### [Goal]
In the mailing list reply about LVS problems below, what line must the real servers have in their squid config unless NAT is used?

Re: [lvs-users] 2 LVS problems

To:	Craig Sanders <cas@xxxxxxxxxxxxx>
Subject:	Re: [lvs-users] 2 LVS problems
Cc:	lvs-users@xxxxxxxxxxxxxxxxxxxxxx
From:	Michael Sparks <zathras@xxxxxxxxxxxxxxxxxx>
Date:	Wed, 26 Jan 2000 01:03:43 +0000 (GMT)

On Wed, 26 Jan 2000, Craig Sanders wrote:
[snip]

> all 3 proxies are configured to use each other as siblings (using their
> real IPs, not the VIP)

>       # HTTP requests
>       ipvsadm -A -t x.x.x.8:8080 -s wlc
>       ipvsadm -a -t x.x.x.8:8080 -r x.x.x.215
>       ipvsadm -a -t x.x.x.8:8080 -r x.x.x.216
>       ipvsadm -a -t x.x.x.8:8080 -r x.x.x.217

Forwarding mechanisum? (I presume from the above it's VS-DR)

>       # ICP requests
>       ipvsadm -A -u x.x.x.8:3130 -s wlc
>       ipvsadm -a -u x.x.x.8:3130 -r x.x.x.215
>       ipvsadm -a -u x.x.x.8:3130 -r x.x.x.216
>       ipvsadm -a -u x.x.x.8:3130 -r x.x.x.217

The real servers need the following line in their squid config unless
you're using NAT:

udp_incoming_address x.x.x.8
ie
udp_incoming_address VIP

Or else client caches that talk ICP will get confused, and run really
slowly.

[Annotated region listings]

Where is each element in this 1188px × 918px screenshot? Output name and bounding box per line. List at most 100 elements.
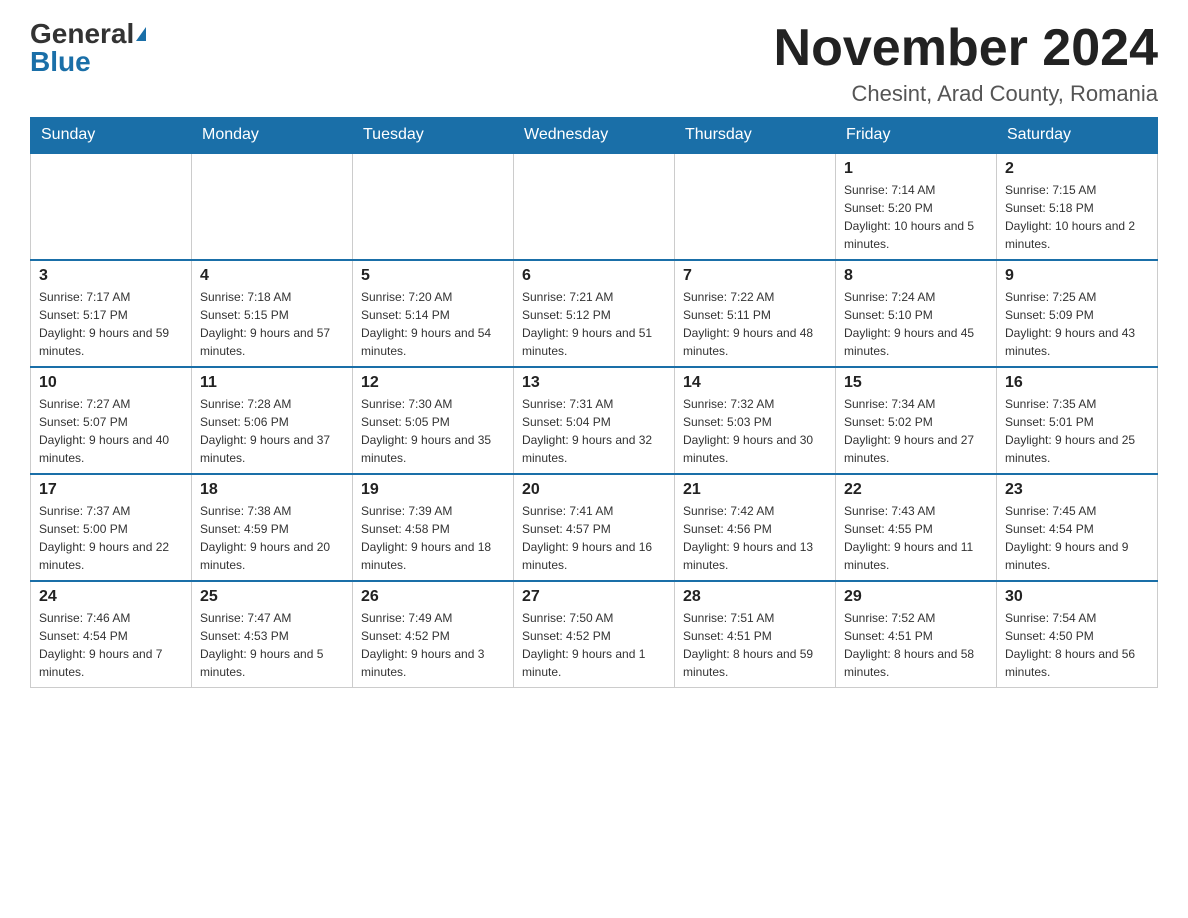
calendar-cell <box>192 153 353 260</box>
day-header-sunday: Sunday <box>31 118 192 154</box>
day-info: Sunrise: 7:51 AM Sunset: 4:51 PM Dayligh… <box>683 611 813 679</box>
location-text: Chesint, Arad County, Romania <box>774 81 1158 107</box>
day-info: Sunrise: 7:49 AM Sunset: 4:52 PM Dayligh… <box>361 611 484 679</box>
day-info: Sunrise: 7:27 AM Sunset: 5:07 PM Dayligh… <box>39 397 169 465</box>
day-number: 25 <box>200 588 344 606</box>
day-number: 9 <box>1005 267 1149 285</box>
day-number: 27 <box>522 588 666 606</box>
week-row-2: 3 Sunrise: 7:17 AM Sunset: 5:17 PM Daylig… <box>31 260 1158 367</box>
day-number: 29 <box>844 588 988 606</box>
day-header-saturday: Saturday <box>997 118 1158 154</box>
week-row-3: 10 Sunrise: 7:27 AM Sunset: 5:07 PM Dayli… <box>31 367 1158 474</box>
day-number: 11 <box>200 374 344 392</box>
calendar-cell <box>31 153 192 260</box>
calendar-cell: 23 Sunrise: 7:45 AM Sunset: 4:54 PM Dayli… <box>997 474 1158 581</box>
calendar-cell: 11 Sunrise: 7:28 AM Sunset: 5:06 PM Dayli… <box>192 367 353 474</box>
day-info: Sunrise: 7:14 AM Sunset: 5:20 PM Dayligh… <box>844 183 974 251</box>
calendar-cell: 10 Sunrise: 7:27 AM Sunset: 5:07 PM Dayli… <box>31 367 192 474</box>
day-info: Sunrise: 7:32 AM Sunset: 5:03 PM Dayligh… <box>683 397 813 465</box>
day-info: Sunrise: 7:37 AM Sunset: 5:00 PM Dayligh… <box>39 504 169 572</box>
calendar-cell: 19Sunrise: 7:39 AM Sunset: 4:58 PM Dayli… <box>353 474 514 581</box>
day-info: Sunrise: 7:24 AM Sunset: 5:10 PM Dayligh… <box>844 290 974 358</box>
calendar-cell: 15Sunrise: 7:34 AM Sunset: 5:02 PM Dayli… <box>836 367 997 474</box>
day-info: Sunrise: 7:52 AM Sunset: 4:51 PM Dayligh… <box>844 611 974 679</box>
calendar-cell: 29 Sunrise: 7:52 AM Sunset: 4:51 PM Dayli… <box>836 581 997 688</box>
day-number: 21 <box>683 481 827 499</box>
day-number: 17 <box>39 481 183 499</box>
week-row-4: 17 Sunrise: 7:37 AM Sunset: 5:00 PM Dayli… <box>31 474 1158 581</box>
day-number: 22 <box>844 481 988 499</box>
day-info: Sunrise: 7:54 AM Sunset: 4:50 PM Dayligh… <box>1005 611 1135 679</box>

### [Reply]
udp_incoming_address x.x.x.8, that is, udp_incoming_address VIP.